====== Data shown ======

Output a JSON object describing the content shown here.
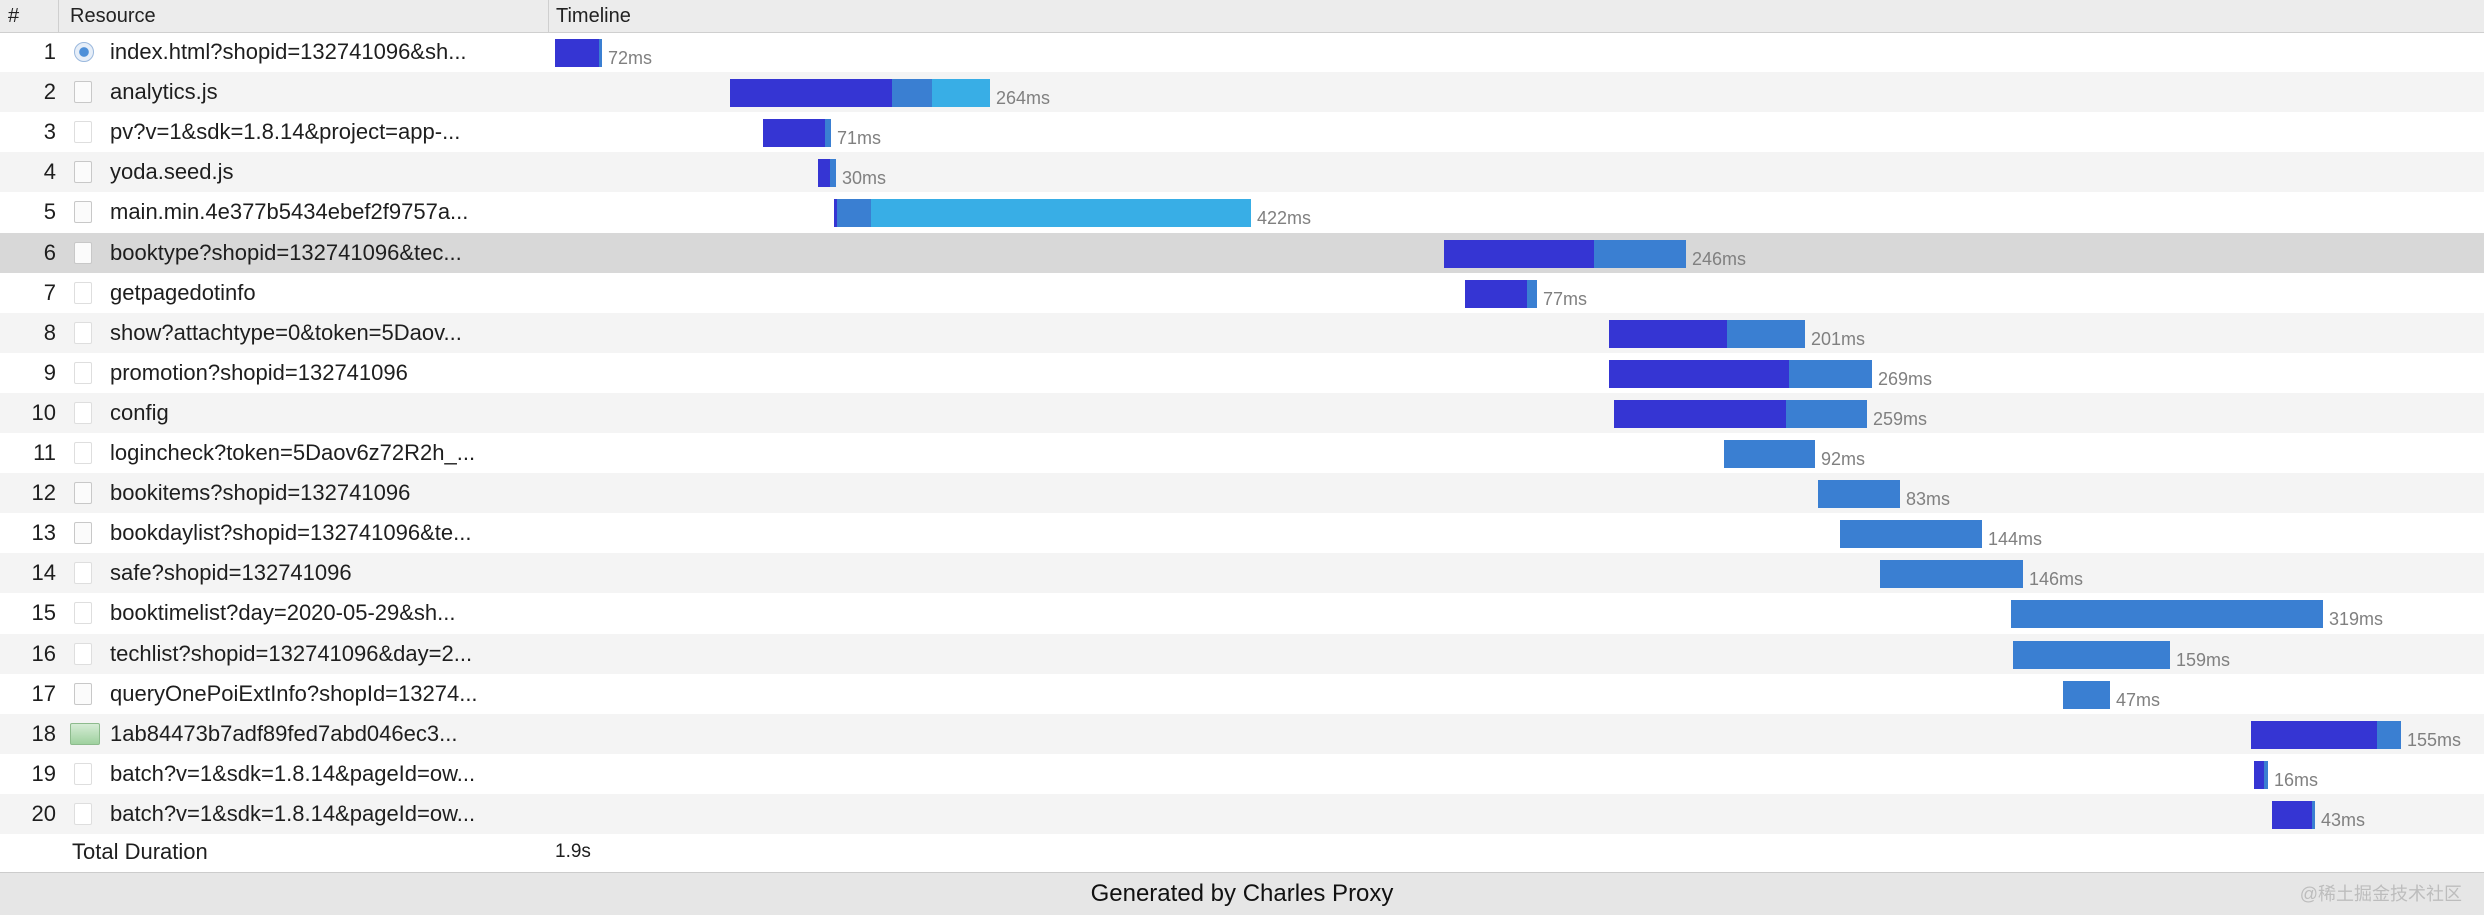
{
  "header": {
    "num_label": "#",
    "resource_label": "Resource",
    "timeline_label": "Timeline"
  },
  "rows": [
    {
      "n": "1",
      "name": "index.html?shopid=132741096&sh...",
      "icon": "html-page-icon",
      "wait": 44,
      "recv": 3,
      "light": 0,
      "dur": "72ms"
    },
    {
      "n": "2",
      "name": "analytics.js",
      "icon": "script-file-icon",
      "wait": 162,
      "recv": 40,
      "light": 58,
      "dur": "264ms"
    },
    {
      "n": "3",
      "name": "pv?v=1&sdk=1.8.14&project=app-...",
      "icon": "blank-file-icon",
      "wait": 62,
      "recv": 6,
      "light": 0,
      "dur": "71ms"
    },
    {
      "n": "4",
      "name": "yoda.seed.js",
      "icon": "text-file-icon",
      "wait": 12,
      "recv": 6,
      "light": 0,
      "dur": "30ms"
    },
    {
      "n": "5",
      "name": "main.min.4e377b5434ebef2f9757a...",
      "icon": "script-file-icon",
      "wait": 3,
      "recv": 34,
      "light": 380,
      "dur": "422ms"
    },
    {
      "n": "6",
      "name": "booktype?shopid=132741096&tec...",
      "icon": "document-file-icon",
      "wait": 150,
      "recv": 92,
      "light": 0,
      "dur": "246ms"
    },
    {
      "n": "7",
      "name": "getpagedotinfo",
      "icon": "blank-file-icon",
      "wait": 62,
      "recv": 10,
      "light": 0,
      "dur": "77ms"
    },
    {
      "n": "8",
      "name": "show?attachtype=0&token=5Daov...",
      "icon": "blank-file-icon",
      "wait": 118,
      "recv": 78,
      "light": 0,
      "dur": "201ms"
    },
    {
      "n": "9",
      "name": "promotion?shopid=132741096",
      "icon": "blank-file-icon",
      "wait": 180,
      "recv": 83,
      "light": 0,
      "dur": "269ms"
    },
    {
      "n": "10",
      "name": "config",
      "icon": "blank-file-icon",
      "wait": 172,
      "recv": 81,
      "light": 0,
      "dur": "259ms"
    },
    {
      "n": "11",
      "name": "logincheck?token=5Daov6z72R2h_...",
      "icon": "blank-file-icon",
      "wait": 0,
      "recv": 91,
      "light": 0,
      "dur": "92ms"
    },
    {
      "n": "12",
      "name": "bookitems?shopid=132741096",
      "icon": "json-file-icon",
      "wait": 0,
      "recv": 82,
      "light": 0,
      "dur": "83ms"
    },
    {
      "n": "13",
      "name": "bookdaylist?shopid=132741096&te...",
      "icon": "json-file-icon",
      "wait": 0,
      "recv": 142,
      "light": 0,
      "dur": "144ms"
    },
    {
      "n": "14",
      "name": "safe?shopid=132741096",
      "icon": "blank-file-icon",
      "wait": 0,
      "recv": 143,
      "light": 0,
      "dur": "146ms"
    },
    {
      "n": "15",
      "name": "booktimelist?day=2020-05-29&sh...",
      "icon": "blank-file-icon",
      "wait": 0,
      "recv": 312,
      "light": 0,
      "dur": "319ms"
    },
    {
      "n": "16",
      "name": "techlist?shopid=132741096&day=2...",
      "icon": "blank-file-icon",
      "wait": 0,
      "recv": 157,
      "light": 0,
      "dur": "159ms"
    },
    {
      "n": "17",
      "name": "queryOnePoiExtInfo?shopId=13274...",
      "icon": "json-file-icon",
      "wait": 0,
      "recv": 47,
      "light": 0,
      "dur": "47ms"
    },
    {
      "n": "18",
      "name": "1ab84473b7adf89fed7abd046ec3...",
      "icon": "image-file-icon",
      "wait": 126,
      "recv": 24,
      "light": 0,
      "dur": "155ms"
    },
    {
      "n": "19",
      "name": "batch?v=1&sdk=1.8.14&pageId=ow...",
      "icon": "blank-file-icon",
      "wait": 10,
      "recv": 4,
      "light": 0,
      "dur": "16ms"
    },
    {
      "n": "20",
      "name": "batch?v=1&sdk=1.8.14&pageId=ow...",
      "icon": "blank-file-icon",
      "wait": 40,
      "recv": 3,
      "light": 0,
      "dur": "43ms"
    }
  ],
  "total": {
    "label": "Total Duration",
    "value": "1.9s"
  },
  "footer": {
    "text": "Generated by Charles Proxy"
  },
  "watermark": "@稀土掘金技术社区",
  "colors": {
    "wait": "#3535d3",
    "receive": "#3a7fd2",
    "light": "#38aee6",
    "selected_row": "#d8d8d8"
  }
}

======

**Short exercise:** The records above need to be given again exactly. Omit the pictures.

**The output:**
Output a JSON object describing the content shown here.
{
  "header": {
    "num_label": "#",
    "resource_label": "Resource",
    "timeline_label": "Timeline"
  },
  "rows": [
    {
      "n": "1",
      "name": "index.html?shopid=132741096&sh...",
      "icon": "html-page-icon",
      "wait": 44,
      "recv": 3,
      "light": 0,
      "dur": "72ms"
    },
    {
      "n": "2",
      "name": "analytics.js",
      "icon": "script-file-icon",
      "wait": 162,
      "recv": 40,
      "light": 58,
      "dur": "264ms"
    },
    {
      "n": "3",
      "name": "pv?v=1&sdk=1.8.14&project=app-...",
      "icon": "blank-file-icon",
      "wait": 62,
      "recv": 6,
      "light": 0,
      "dur": "71ms"
    },
    {
      "n": "4",
      "name": "yoda.seed.js",
      "icon": "text-file-icon",
      "wait": 12,
      "recv": 6,
      "light": 0,
      "dur": "30ms"
    },
    {
      "n": "5",
      "name": "main.min.4e377b5434ebef2f9757a...",
      "icon": "script-file-icon",
      "wait": 3,
      "recv": 34,
      "light": 380,
      "dur": "422ms"
    },
    {
      "n": "6",
      "name": "booktype?shopid=132741096&tec...",
      "icon": "document-file-icon",
      "wait": 150,
      "recv": 92,
      "light": 0,
      "dur": "246ms"
    },
    {
      "n": "7",
      "name": "getpagedotinfo",
      "icon": "blank-file-icon",
      "wait": 62,
      "recv": 10,
      "light": 0,
      "dur": "77ms"
    },
    {
      "n": "8",
      "name": "show?attachtype=0&token=5Daov...",
      "icon": "blank-file-icon",
      "wait": 118,
      "recv": 78,
      "light": 0,
      "dur": "201ms"
    },
    {
      "n": "9",
      "name": "promotion?shopid=132741096",
      "icon": "blank-file-icon",
      "wait": 180,
      "recv": 83,
      "light": 0,
      "dur": "269ms"
    },
    {
      "n": "10",
      "name": "config",
      "icon": "blank-file-icon",
      "wait": 172,
      "recv": 81,
      "light": 0,
      "dur": "259ms"
    },
    {
      "n": "11",
      "name": "logincheck?token=5Daov6z72R2h_...",
      "icon": "blank-file-icon",
      "wait": 0,
      "recv": 91,
      "light": 0,
      "dur": "92ms"
    },
    {
      "n": "12",
      "name": "bookitems?shopid=132741096",
      "icon": "json-file-icon",
      "wait": 0,
      "recv": 82,
      "light": 0,
      "dur": "83ms"
    },
    {
      "n": "13",
      "name": "bookdaylist?shopid=132741096&te...",
      "icon": "json-file-icon",
      "wait": 0,
      "recv": 142,
      "light": 0,
      "dur": "144ms"
    },
    {
      "n": "14",
      "name": "safe?shopid=132741096",
      "icon": "blank-file-icon",
      "wait": 0,
      "recv": 143,
      "light": 0,
      "dur": "146ms"
    },
    {
      "n": "15",
      "name": "booktimelist?day=2020-05-29&sh...",
      "icon": "blank-file-icon",
      "wait": 0,
      "recv": 312,
      "light": 0,
      "dur": "319ms"
    },
    {
      "n": "16",
      "name": "techlist?shopid=132741096&day=2...",
      "icon": "blank-file-icon",
      "wait": 0,
      "recv": 157,
      "light": 0,
      "dur": "159ms"
    },
    {
      "n": "17",
      "name": "queryOnePoiExtInfo?shopId=13274...",
      "icon": "json-file-icon",
      "wait": 0,
      "recv": 47,
      "light": 0,
      "dur": "47ms"
    },
    {
      "n": "18",
      "name": "1ab84473b7adf89fed7abd046ec3...",
      "icon": "image-file-icon",
      "wait": 126,
      "recv": 24,
      "light": 0,
      "dur": "155ms"
    },
    {
      "n": "19",
      "name": "batch?v=1&sdk=1.8.14&pageId=ow...",
      "icon": "blank-file-icon",
      "wait": 10,
      "recv": 4,
      "light": 0,
      "dur": "16ms"
    },
    {
      "n": "20",
      "name": "batch?v=1&sdk=1.8.14&pageId=ow...",
      "icon": "blank-file-icon",
      "wait": 40,
      "recv": 3,
      "light": 0,
      "dur": "43ms"
    }
  ],
  "total": {
    "label": "Total Duration",
    "value": "1.9s"
  },
  "footer": {
    "text": "Generated by Charles Proxy"
  },
  "watermark": "@稀土掘金技术社区",
  "colors": {
    "wait": "#3535d3",
    "receive": "#3a7fd2",
    "light": "#38aee6",
    "selected_row": "#d8d8d8"
  }
}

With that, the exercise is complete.